**WRITTEN INSTRUCTION**
Gather every line from the entries below that includes "icon".

==========

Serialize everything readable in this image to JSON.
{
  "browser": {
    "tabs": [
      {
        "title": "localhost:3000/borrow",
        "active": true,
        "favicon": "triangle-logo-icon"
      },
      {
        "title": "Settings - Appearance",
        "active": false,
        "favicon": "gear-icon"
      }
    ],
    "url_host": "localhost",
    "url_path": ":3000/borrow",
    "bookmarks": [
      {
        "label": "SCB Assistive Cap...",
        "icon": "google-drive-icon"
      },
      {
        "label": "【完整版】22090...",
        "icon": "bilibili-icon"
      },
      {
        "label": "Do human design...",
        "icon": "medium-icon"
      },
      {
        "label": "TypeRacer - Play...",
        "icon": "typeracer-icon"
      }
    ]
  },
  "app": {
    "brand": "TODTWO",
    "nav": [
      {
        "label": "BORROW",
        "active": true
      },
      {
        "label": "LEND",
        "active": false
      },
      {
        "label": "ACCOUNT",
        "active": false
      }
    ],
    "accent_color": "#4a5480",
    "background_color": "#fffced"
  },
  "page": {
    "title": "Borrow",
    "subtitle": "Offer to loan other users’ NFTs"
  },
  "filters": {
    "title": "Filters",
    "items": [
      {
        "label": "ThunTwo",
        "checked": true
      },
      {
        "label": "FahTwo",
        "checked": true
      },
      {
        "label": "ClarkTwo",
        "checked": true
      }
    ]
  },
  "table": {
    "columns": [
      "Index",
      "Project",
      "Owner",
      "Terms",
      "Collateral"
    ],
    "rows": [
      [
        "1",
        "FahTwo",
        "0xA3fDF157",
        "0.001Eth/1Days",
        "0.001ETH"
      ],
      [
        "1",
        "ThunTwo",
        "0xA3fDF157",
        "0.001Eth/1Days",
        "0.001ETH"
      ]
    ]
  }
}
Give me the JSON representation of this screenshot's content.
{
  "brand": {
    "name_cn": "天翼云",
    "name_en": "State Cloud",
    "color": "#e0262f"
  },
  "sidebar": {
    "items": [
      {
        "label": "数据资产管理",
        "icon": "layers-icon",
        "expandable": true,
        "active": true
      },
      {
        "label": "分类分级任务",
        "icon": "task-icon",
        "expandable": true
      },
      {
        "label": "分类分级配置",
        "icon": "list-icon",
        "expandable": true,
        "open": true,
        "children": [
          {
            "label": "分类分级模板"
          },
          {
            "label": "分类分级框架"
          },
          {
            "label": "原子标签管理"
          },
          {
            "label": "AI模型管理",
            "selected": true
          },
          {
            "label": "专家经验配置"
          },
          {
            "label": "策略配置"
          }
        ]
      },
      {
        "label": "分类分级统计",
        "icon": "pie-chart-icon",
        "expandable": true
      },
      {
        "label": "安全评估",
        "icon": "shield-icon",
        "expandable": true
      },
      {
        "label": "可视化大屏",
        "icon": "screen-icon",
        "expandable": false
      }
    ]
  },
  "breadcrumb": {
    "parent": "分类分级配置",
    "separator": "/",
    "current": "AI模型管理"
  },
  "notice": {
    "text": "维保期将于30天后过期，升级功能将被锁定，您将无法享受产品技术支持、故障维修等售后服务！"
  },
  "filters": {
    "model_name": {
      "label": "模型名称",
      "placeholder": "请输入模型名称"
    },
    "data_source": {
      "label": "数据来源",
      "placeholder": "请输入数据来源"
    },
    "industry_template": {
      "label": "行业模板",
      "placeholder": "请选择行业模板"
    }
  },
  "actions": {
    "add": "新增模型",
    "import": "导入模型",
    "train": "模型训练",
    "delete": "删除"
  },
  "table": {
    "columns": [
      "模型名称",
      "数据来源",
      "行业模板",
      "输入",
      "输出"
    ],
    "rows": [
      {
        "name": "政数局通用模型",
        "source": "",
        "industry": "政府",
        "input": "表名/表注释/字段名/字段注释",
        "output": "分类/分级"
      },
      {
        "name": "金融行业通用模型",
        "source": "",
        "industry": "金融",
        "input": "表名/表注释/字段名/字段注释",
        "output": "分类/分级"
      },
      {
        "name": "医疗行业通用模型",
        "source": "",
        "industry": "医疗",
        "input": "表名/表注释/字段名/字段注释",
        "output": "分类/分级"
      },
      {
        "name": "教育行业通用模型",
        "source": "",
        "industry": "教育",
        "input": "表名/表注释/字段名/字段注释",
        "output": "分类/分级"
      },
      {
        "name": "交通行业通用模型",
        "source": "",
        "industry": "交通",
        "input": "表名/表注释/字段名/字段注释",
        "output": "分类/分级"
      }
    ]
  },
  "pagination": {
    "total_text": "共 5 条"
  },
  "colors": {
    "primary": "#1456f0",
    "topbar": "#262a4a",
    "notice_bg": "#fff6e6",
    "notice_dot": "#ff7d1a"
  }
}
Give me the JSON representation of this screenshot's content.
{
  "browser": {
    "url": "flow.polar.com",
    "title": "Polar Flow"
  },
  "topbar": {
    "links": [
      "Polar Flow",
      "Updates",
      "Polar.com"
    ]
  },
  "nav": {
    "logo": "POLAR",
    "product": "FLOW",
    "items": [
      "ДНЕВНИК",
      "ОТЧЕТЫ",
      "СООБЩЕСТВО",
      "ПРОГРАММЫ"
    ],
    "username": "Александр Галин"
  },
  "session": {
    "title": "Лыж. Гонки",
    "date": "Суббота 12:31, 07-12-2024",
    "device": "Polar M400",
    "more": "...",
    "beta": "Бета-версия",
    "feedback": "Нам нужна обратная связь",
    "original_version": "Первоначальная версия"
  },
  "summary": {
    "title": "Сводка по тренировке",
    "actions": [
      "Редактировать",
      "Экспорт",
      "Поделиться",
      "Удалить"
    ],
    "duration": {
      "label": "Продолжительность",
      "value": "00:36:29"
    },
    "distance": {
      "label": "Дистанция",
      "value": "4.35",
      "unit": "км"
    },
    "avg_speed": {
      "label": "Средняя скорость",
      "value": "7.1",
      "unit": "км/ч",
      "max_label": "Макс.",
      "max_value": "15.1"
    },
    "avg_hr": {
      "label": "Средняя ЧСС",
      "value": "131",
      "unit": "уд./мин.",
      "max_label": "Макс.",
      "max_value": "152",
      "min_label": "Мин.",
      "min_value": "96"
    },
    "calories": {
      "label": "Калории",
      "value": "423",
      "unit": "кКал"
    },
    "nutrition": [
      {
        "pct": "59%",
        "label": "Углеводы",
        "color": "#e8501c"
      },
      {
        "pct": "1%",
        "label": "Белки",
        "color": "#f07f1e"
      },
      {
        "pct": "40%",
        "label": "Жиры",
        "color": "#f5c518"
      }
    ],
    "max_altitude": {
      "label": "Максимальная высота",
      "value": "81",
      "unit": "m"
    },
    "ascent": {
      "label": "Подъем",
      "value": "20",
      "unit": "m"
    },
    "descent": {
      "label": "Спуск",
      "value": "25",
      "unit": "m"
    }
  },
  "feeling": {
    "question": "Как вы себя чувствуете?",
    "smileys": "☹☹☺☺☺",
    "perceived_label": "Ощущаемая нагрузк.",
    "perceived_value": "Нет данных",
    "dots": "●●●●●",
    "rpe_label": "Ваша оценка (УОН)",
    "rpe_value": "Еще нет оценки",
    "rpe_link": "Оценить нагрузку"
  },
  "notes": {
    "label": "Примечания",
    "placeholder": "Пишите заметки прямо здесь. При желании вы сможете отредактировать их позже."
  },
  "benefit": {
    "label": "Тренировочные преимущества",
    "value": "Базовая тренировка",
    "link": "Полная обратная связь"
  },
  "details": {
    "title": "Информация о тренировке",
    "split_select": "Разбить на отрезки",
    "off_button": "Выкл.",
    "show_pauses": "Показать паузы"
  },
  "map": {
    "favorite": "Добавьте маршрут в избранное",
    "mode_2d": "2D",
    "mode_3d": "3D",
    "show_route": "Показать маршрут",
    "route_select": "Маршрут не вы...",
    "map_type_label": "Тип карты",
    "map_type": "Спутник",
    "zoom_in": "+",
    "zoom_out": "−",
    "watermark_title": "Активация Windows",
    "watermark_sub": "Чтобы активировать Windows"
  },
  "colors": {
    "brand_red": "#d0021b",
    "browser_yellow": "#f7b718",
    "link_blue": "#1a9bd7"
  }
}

==========

**ANSWER BELOW**
        "favicon": "triangle-logo-icon"
        "favicon": "gear-icon"
        "icon": "google-drive-icon"
        "icon": "bilibili-icon"
        "icon": "medium-icon"
        "icon": "typeracer-icon"
        "icon": "layers-icon",
        "icon": "task-icon",
        "icon": "list-icon",
        "icon": "pie-chart-icon",
        "icon": "shield-icon",
        "icon": "screen-icon",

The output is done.